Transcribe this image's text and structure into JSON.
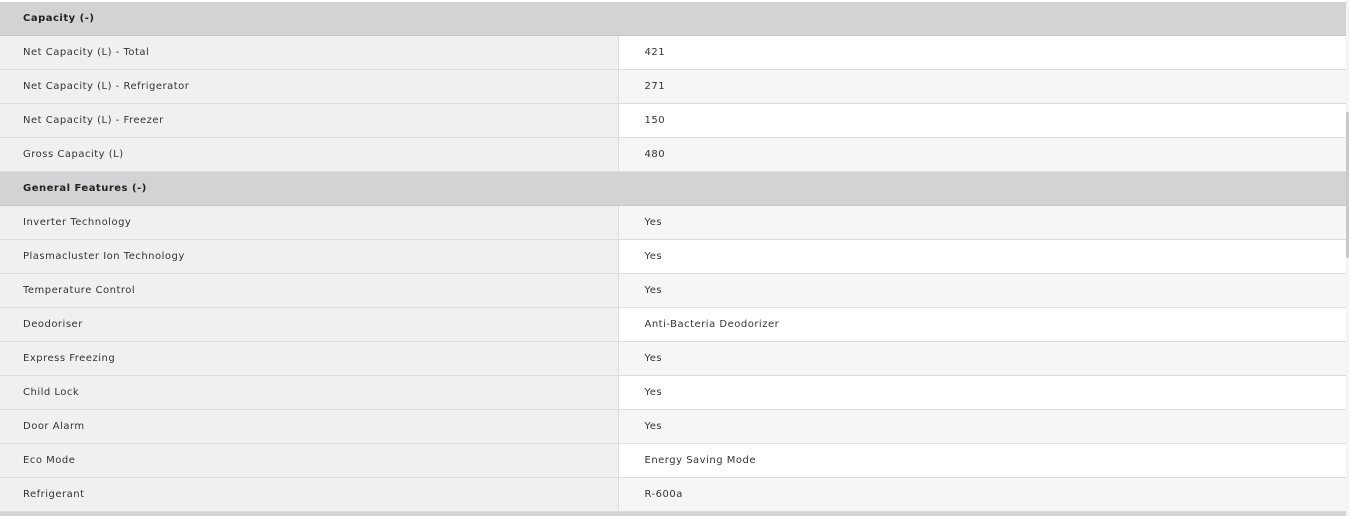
{
  "sections": [
    {
      "title": "Capacity (-)",
      "rows": [
        {
          "label": "Net Capacity (L) - Total",
          "value": "421"
        },
        {
          "label": "Net Capacity (L) - Refrigerator",
          "value": "271"
        },
        {
          "label": "Net Capacity (L) - Freezer",
          "value": "150"
        },
        {
          "label": "Gross Capacity (L)",
          "value": "480"
        }
      ]
    },
    {
      "title": "General Features (-)",
      "rows": [
        {
          "label": "Inverter Technology",
          "value": "Yes"
        },
        {
          "label": "Plasmacluster Ion Technology",
          "value": "Yes"
        },
        {
          "label": "Temperature Control",
          "value": "Yes"
        },
        {
          "label": "Deodoriser",
          "value": "Anti-Bacteria Deodorizer"
        },
        {
          "label": "Express Freezing",
          "value": "Yes"
        },
        {
          "label": "Child Lock",
          "value": "Yes"
        },
        {
          "label": "Door Alarm",
          "value": "Yes"
        },
        {
          "label": "Eco Mode",
          "value": "Energy Saving Mode"
        },
        {
          "label": "Refrigerant",
          "value": "R-600a"
        }
      ]
    }
  ]
}
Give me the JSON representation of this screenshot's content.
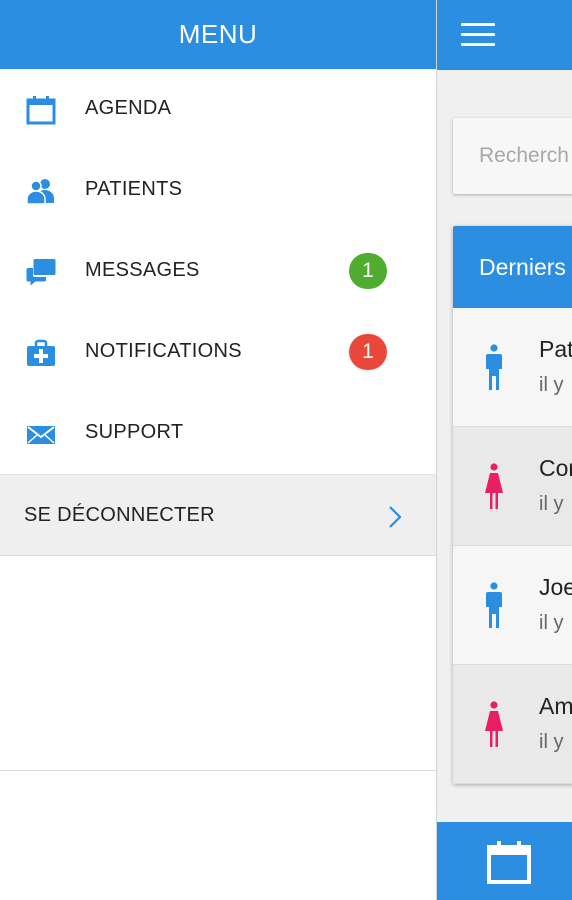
{
  "colors": {
    "primary": "#2b8ee0",
    "badge_green": "#4fac2f",
    "badge_red": "#e8473a",
    "male": "#2b8ee0",
    "female": "#e91e63"
  },
  "drawer": {
    "title": "MENU",
    "items": [
      {
        "label": "AGENDA",
        "icon": "calendar-icon"
      },
      {
        "label": "PATIENTS",
        "icon": "users-icon"
      },
      {
        "label": "MESSAGES",
        "icon": "chat-icon",
        "badge": "1"
      },
      {
        "label": "NOTIFICATIONS",
        "icon": "medical-kit-icon",
        "badge": "1"
      },
      {
        "label": "SUPPORT",
        "icon": "mail-icon"
      }
    ],
    "logout": {
      "label": "SE DÉCONNECTER",
      "icon": "chevron-right-icon"
    }
  },
  "main": {
    "menu_icon": "hamburger-icon",
    "search": {
      "placeholder": "Recherch"
    },
    "recent": {
      "title": "Derniers",
      "patients": [
        {
          "name": "Pat",
          "time": "il y",
          "gender": "male"
        },
        {
          "name": "Cor",
          "time": "il y",
          "gender": "female"
        },
        {
          "name": "Joe",
          "time": "il y",
          "gender": "male"
        },
        {
          "name": "Am",
          "time": "il y",
          "gender": "female"
        }
      ]
    },
    "bottom_icon": "calendar-icon"
  }
}
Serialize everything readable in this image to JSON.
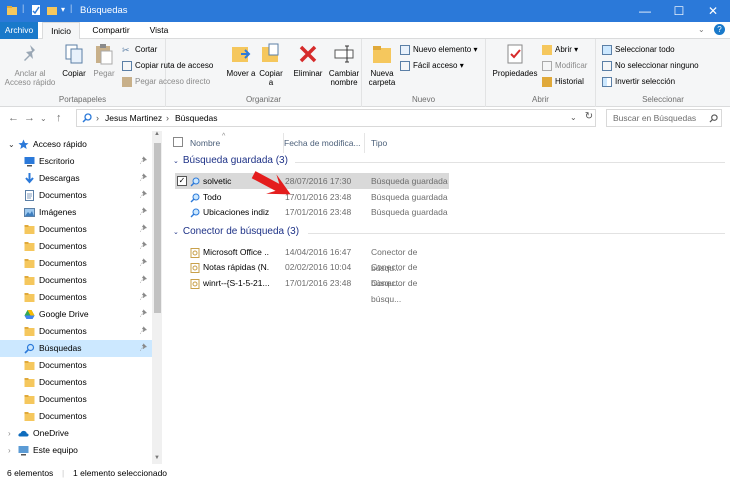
--- --- ---
▶ _Activity_
The records above should be returned word for word, with every picture left out.

▶ _Response below_
Transcribe this image's text and structure into JSON.
{
  "sections": [
    {
      "title": "Capacity (-)",
      "rows": [
        {
          "label": "Net Capacity (L) - Total",
          "value": "421"
        },
        {
          "label": "Net Capacity (L) - Refrigerator",
          "value": "271"
        },
        {
          "label": "Net Capacity (L) - Freezer",
          "value": "150"
        },
        {
          "label": "Gross Capacity (L)",
          "value": "480"
        }
      ]
    },
    {
      "title": "General Features (-)",
      "rows": [
        {
          "label": "Inverter Technology",
          "value": "Yes"
        },
        {
          "label": "Plasmacluster Ion Technology",
          "value": "Yes"
        },
        {
          "label": "Temperature Control",
          "value": "Yes"
        },
        {
          "label": "Deodoriser",
          "value": "Anti-Bacteria Deodorizer"
        },
        {
          "label": "Express Freezing",
          "value": "Yes"
        },
        {
          "label": "Child Lock",
          "value": "Yes"
        },
        {
          "label": "Door Alarm",
          "value": "Yes"
        },
        {
          "label": "Eco Mode",
          "value": "Energy Saving Mode"
        },
        {
          "label": "Refrigerant",
          "value": "R-600a"
        }
      ]
    }
  ]
}
Give me the JSON representation of this screenshot's content.
{
  "colors": {
    "primary": "#2b8ee0",
    "badge_green": "#4fac2f",
    "badge_red": "#e8473a",
    "male": "#2b8ee0",
    "female": "#e91e63"
  },
  "drawer": {
    "title": "MENU",
    "items": [
      {
        "label": "AGENDA",
        "icon": "calendar-icon"
      },
      {
        "label": "PATIENTS",
        "icon": "users-icon"
      },
      {
        "label": "MESSAGES",
        "icon": "chat-icon",
        "badge": "1"
      },
      {
        "label": "NOTIFICATIONS",
        "icon": "medical-kit-icon",
        "badge": "1"
      },
      {
        "label": "SUPPORT",
        "icon": "mail-icon"
      }
    ],
    "logout": {
      "label": "SE DÉCONNECTER",
      "icon": "chevron-right-icon"
    }
  },
  "main": {
    "menu_icon": "hamburger-icon",
    "search": {
      "placeholder": "Recherch"
    },
    "recent": {
      "title": "Derniers",
      "patients": [
        {
          "name": "Pat",
          "time": "il y",
          "gender": "male"
        },
        {
          "name": "Cor",
          "time": "il y",
          "gender": "female"
        },
        {
          "name": "Joe",
          "time": "il y",
          "gender": "male"
        },
        {
          "name": "Am",
          "time": "il y",
          "gender": "female"
        }
      ]
    },
    "bottom_icon": "calendar-icon"
  }
}
Serialize everything readable in this image to JSON.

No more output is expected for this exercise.